SHORT PROBLEM:
Only the number is wanted: tally the lines below that contain the word "年度主要任务".

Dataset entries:
[START]

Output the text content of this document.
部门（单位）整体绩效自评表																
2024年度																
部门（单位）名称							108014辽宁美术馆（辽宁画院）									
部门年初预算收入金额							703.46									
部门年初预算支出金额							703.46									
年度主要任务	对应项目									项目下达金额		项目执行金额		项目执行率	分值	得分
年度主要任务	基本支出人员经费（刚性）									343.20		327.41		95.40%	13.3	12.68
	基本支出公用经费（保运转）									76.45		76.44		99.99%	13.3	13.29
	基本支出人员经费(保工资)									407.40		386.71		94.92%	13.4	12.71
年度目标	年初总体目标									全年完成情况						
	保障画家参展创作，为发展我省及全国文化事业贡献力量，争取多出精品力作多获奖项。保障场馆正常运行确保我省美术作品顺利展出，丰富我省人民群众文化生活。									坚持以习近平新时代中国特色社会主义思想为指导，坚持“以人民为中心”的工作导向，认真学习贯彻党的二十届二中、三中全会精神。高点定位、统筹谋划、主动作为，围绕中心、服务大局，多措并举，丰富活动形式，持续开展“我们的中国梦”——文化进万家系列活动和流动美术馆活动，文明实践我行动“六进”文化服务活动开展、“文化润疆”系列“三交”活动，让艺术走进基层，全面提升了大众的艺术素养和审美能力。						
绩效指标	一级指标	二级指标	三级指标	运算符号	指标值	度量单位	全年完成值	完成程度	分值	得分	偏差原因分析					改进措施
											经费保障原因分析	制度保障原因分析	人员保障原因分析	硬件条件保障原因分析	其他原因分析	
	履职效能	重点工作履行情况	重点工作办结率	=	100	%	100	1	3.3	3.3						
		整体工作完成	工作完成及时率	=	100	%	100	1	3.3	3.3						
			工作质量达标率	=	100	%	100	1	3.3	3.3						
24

[END]

WRITTEN RESPONSE:
2